| Written request |
Please give the listing again in its entirety, exactly as written.
━━━ Excerpted data
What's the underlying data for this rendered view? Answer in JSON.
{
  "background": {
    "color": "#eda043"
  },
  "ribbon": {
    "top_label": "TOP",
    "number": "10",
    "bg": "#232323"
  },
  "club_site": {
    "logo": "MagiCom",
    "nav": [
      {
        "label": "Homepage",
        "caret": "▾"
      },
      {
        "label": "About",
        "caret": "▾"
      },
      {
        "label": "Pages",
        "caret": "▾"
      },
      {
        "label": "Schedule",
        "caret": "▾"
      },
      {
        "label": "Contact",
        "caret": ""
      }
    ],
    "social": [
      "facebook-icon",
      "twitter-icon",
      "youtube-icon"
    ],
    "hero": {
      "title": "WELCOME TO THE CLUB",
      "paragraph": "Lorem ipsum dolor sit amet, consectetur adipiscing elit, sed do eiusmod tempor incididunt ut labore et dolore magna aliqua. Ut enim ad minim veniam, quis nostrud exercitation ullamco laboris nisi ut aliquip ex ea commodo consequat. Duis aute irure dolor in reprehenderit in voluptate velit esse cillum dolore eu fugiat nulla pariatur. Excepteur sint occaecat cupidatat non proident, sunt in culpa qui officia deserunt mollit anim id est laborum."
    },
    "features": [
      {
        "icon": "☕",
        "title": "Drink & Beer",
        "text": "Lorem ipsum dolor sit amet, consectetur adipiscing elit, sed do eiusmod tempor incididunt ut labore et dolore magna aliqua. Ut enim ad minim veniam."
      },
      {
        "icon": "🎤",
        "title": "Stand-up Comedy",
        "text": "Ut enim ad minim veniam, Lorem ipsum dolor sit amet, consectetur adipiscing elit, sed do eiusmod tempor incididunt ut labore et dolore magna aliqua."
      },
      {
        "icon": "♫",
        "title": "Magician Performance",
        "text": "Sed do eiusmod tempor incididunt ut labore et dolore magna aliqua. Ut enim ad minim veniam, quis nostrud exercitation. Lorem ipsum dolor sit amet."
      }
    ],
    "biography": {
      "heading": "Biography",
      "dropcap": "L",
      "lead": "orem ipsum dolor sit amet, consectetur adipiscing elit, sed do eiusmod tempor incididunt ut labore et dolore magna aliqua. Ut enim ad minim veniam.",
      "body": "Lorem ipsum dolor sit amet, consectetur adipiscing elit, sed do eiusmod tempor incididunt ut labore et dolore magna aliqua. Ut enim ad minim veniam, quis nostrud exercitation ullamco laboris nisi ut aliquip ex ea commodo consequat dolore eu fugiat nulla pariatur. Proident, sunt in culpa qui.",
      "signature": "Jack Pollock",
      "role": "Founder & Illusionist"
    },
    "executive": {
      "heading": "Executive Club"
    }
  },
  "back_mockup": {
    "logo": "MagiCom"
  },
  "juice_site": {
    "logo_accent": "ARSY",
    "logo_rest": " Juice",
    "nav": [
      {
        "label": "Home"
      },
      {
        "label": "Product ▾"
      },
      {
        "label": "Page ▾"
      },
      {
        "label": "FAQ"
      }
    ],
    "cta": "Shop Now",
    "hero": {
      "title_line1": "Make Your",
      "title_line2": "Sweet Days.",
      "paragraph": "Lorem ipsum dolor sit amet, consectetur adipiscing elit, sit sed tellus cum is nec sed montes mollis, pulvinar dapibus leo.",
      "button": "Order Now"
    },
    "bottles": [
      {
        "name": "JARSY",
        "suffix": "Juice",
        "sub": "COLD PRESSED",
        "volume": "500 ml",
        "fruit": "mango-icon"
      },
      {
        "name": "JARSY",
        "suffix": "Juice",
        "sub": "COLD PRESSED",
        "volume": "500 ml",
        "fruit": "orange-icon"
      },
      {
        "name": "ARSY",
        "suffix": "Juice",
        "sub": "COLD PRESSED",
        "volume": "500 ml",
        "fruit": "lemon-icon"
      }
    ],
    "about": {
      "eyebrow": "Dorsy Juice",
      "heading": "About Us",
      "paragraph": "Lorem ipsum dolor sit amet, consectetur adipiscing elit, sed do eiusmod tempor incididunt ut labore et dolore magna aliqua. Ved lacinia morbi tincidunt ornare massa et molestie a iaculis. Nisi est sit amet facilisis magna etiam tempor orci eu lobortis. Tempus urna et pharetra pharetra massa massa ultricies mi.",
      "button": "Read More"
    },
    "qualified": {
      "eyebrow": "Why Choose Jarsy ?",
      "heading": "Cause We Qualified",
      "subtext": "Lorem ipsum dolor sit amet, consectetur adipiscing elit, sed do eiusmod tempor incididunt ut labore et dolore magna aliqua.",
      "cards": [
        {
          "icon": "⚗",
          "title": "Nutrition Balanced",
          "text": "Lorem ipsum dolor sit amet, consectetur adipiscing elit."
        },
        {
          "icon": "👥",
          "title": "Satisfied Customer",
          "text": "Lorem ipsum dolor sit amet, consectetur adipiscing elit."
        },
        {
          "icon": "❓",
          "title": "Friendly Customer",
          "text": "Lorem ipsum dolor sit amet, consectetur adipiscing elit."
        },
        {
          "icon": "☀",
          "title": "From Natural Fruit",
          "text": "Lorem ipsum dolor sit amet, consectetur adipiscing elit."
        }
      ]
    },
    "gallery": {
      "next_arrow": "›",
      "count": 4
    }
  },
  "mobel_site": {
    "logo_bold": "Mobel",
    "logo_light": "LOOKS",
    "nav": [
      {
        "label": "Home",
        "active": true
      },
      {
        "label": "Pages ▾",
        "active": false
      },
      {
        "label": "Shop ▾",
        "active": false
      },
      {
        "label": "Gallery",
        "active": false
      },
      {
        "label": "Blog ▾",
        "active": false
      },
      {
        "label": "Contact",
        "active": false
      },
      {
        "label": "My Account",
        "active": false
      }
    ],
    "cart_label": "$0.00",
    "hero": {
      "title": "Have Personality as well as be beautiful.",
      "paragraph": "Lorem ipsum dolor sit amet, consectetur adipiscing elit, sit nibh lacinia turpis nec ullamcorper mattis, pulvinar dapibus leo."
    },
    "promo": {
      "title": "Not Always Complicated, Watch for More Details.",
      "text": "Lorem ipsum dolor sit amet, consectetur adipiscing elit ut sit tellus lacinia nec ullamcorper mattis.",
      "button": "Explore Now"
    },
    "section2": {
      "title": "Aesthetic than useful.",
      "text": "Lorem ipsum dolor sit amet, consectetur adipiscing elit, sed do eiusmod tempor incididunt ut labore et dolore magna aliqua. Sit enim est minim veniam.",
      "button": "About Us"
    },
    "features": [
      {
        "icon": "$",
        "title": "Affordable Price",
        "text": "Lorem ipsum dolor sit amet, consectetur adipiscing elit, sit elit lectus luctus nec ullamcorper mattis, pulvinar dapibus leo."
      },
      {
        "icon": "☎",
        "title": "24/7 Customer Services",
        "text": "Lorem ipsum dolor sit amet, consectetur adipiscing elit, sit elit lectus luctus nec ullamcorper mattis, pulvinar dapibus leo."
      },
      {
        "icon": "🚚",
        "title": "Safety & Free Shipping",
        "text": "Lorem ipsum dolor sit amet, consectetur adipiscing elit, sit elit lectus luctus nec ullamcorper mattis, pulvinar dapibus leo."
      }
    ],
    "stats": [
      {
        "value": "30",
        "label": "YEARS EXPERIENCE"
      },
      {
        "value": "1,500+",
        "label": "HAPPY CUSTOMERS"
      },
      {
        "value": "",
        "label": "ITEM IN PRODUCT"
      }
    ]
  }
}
━━━━━━
| Solution to the exercise |
What's the underlying data for this rendered view? Answer in JSON.
{
  "background": {
    "color": "#eda043"
  },
  "ribbon": {
    "top_label": "TOP",
    "number": "10",
    "bg": "#232323"
  },
  "club_site": {
    "logo": "MagiCom",
    "nav": [
      {
        "label": "Homepage",
        "caret": "▾"
      },
      {
        "label": "About",
        "caret": "▾"
      },
      {
        "label": "Pages",
        "caret": "▾"
      },
      {
        "label": "Schedule",
        "caret": "▾"
      },
      {
        "label": "Contact",
        "caret": ""
      }
    ],
    "social": [
      "facebook-icon",
      "twitter-icon",
      "youtube-icon"
    ],
    "hero": {
      "title": "WELCOME TO THE CLUB",
      "paragraph": "Lorem ipsum dolor sit amet, consectetur adipiscing elit, sed do eiusmod tempor incididunt ut labore et dolore magna aliqua. Ut enim ad minim veniam, quis nostrud exercitation ullamco laboris nisi ut aliquip ex ea commodo consequat. Duis aute irure dolor in reprehenderit in voluptate velit esse cillum dolore eu fugiat nulla pariatur. Excepteur sint occaecat cupidatat non proident, sunt in culpa qui officia deserunt mollit anim id est laborum."
    },
    "features": [
      {
        "icon": "☕",
        "title": "Drink & Beer",
        "text": "Lorem ipsum dolor sit amet, consectetur adipiscing elit, sed do eiusmod tempor incididunt ut labore et dolore magna aliqua. Ut enim ad minim veniam."
      },
      {
        "icon": "🎤",
        "title": "Stand-up Comedy",
        "text": "Ut enim ad minim veniam, Lorem ipsum dolor sit amet, consectetur adipiscing elit, sed do eiusmod tempor incididunt ut labore et dolore magna aliqua."
      },
      {
        "icon": "♫",
        "title": "Magician Performance",
        "text": "Sed do eiusmod tempor incididunt ut labore et dolore magna aliqua. Ut enim ad minim veniam, quis nostrud exercitation. Lorem ipsum dolor sit amet."
      }
    ],
    "biography": {
      "heading": "Biography",
      "dropcap": "L",
      "lead": "orem ipsum dolor sit amet, consectetur adipiscing elit, sed do eiusmod tempor incididunt ut labore et dolore magna aliqua. Ut enim ad minim veniam.",
      "body": "Lorem ipsum dolor sit amet, consectetur adipiscing elit, sed do eiusmod tempor incididunt ut labore et dolore magna aliqua. Ut enim ad minim veniam, quis nostrud exercitation ullamco laboris nisi ut aliquip ex ea commodo consequat dolore eu fugiat nulla pariatur. Proident, sunt in culpa qui.",
      "signature": "Jack Pollock",
      "role": "Founder & Illusionist"
    },
    "executive": {
      "heading": "Executive Club"
    }
  },
  "back_mockup": {
    "logo": "MagiCom"
  },
  "juice_site": {
    "logo_accent": "ARSY",
    "logo_rest": " Juice",
    "nav": [
      {
        "label": "Home"
      },
      {
        "label": "Product ▾"
      },
      {
        "label": "Page ▾"
      },
      {
        "label": "FAQ"
      }
    ],
    "cta": "Shop Now",
    "hero": {
      "title_line1": "Make Your",
      "title_line2": "Sweet Days.",
      "paragraph": "Lorem ipsum dolor sit amet, consectetur adipiscing elit, sit sed tellus cum is nec sed montes mollis, pulvinar dapibus leo.",
      "button": "Order Now"
    },
    "bottles": [
      {
        "name": "JARSY",
        "suffix": "Juice",
        "sub": "COLD PRESSED",
        "volume": "500 ml",
        "fruit": "mango-icon"
      },
      {
        "name": "JARSY",
        "suffix": "Juice",
        "sub": "COLD PRESSED",
        "volume": "500 ml",
        "fruit": "orange-icon"
      },
      {
        "name": "ARSY",
        "suffix": "Juice",
        "sub": "COLD PRESSED",
        "volume": "500 ml",
        "fruit": "lemon-icon"
      }
    ],
    "about": {
      "eyebrow": "Dorsy Juice",
      "heading": "About Us",
      "paragraph": "Lorem ipsum dolor sit amet, consectetur adipiscing elit, sed do eiusmod tempor incididunt ut labore et dolore magna aliqua. Ved lacinia morbi tincidunt ornare massa et molestie a iaculis. Nisi est sit amet facilisis magna etiam tempor orci eu lobortis. Tempus urna et pharetra pharetra massa massa ultricies mi.",
      "button": "Read More"
    },
    "qualified": {
      "eyebrow": "Why Choose Jarsy ?",
      "heading": "Cause We Qualified",
      "subtext": "Lorem ipsum dolor sit amet, consectetur adipiscing elit, sed do eiusmod tempor incididunt ut labore et dolore magna aliqua.",
      "cards": [
        {
          "icon": "⚗",
          "title": "Nutrition Balanced",
          "text": "Lorem ipsum dolor sit amet, consectetur adipiscing elit."
        },
        {
          "icon": "👥",
          "title": "Satisfied Customer",
          "text": "Lorem ipsum dolor sit amet, consectetur adipiscing elit."
        },
        {
          "icon": "❓",
          "title": "Friendly Customer",
          "text": "Lorem ipsum dolor sit amet, consectetur adipiscing elit."
        },
        {
          "icon": "☀",
          "title": "From Natural Fruit",
          "text": "Lorem ipsum dolor sit amet, consectetur adipiscing elit."
        }
      ]
    },
    "gallery": {
      "next_arrow": "›",
      "count": 4
    }
  },
  "mobel_site": {
    "logo_bold": "Mobel",
    "logo_light": "LOOKS",
    "nav": [
      {
        "label": "Home",
        "active": true
      },
      {
        "label": "Pages ▾",
        "active": false
      },
      {
        "label": "Shop ▾",
        "active": false
      },
      {
        "label": "Gallery",
        "active": false
      },
      {
        "label": "Blog ▾",
        "active": false
      },
      {
        "label": "Contact",
        "active": false
      },
      {
        "label": "My Account",
        "active": false
      }
    ],
    "cart_label": "$0.00",
    "hero": {
      "title": "Have Personality as well as be beautiful.",
      "paragraph": "Lorem ipsum dolor sit amet, consectetur adipiscing elit, sit nibh lacinia turpis nec ullamcorper mattis, pulvinar dapibus leo."
    },
    "promo": {
      "title": "Not Always Complicated, Watch for More Details.",
      "text": "Lorem ipsum dolor sit amet, consectetur adipiscing elit ut sit tellus lacinia nec ullamcorper mattis.",
      "button": "Explore Now"
    },
    "section2": {
      "title": "Aesthetic than useful.",
      "text": "Lorem ipsum dolor sit amet, consectetur adipiscing elit, sed do eiusmod tempor incididunt ut labore et dolore magna aliqua. Sit enim est minim veniam.",
      "button": "About Us"
    },
    "features": [
      {
        "icon": "$",
        "title": "Affordable Price",
        "text": "Lorem ipsum dolor sit amet, consectetur adipiscing elit, sit elit lectus luctus nec ullamcorper mattis, pulvinar dapibus leo."
      },
      {
        "icon": "☎",
        "title": "24/7 Customer Services",
        "text": "Lorem ipsum dolor sit amet, consectetur adipiscing elit, sit elit lectus luctus nec ullamcorper mattis, pulvinar dapibus leo."
      },
      {
        "icon": "🚚",
        "title": "Safety & Free Shipping",
        "text": "Lorem ipsum dolor sit amet, consectetur adipiscing elit, sit elit lectus luctus nec ullamcorper mattis, pulvinar dapibus leo."
      }
    ],
    "stats": [
      {
        "value": "30",
        "label": "YEARS EXPERIENCE"
      },
      {
        "value": "1,500+",
        "label": "HAPPY CUSTOMERS"
      },
      {
        "value": "",
        "label": "ITEM IN PRODUCT"
      }
    ]
  }
}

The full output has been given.